## WRITTEN EXERCISE
Identify the lines that contain the word "mass", then copy them.

## DATA LISTING
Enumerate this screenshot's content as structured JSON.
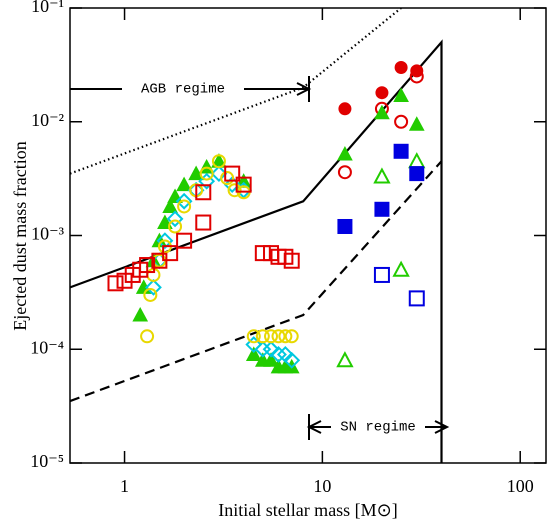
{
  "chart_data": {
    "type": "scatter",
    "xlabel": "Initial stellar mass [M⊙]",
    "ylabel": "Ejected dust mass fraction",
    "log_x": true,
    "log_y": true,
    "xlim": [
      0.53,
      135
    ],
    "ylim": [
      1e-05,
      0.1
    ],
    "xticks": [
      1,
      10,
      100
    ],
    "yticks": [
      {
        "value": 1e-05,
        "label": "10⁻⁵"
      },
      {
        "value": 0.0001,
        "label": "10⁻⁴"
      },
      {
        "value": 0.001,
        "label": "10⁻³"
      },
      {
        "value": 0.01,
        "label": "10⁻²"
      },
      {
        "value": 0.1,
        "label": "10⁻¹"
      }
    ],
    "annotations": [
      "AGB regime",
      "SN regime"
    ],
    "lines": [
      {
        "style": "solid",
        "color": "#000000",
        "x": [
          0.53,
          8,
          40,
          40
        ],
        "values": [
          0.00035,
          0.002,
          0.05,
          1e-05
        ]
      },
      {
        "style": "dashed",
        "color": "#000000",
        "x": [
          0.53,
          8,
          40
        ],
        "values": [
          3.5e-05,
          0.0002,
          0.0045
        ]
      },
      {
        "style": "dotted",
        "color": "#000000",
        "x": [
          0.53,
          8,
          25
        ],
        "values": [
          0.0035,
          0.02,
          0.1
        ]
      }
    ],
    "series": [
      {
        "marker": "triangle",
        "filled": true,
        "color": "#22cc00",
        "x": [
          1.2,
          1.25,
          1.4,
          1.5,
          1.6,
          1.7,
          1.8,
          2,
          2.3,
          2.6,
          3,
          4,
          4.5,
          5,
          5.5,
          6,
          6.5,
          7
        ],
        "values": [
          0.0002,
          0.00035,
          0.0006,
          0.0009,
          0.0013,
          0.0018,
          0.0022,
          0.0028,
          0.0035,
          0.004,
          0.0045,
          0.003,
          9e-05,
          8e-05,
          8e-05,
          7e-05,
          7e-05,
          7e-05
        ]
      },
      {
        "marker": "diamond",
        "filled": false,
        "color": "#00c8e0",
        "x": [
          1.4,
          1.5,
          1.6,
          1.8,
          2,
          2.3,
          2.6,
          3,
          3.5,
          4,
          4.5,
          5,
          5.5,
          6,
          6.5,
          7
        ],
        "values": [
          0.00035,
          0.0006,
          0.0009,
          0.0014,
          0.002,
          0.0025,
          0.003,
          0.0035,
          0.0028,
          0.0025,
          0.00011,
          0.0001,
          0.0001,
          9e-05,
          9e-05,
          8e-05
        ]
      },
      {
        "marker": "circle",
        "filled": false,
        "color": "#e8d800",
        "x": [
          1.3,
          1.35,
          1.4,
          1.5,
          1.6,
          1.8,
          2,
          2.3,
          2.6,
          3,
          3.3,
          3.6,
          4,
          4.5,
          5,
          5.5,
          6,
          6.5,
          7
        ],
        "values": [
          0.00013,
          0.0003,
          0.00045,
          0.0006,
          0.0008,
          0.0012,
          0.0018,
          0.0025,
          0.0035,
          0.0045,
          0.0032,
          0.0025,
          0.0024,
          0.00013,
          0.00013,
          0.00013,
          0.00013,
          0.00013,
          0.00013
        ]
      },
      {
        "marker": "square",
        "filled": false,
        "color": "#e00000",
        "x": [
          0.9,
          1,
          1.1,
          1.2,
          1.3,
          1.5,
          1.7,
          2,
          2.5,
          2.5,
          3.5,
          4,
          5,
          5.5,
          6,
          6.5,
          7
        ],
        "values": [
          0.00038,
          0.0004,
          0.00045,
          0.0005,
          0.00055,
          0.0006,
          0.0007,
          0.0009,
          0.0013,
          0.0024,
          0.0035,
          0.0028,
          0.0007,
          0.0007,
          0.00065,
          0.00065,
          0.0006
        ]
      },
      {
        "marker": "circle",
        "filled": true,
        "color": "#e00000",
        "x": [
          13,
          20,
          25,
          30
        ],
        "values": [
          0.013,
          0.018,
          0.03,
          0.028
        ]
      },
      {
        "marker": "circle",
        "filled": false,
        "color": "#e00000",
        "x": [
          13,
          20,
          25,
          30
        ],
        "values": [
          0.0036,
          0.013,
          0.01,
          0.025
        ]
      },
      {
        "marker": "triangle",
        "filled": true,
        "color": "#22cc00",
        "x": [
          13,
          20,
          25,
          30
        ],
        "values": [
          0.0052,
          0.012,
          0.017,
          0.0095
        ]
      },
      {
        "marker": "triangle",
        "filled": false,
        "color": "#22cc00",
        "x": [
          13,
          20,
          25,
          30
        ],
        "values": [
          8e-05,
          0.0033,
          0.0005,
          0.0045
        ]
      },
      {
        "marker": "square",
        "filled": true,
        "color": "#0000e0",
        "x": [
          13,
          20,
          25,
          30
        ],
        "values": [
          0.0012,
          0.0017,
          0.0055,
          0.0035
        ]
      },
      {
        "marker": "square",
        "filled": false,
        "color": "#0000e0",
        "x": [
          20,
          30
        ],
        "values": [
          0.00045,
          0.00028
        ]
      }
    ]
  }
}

## WRITTEN RESPONSE
    "xlabel": "Initial stellar mass [M⊙]",
    "ylabel": "Ejected dust mass fraction",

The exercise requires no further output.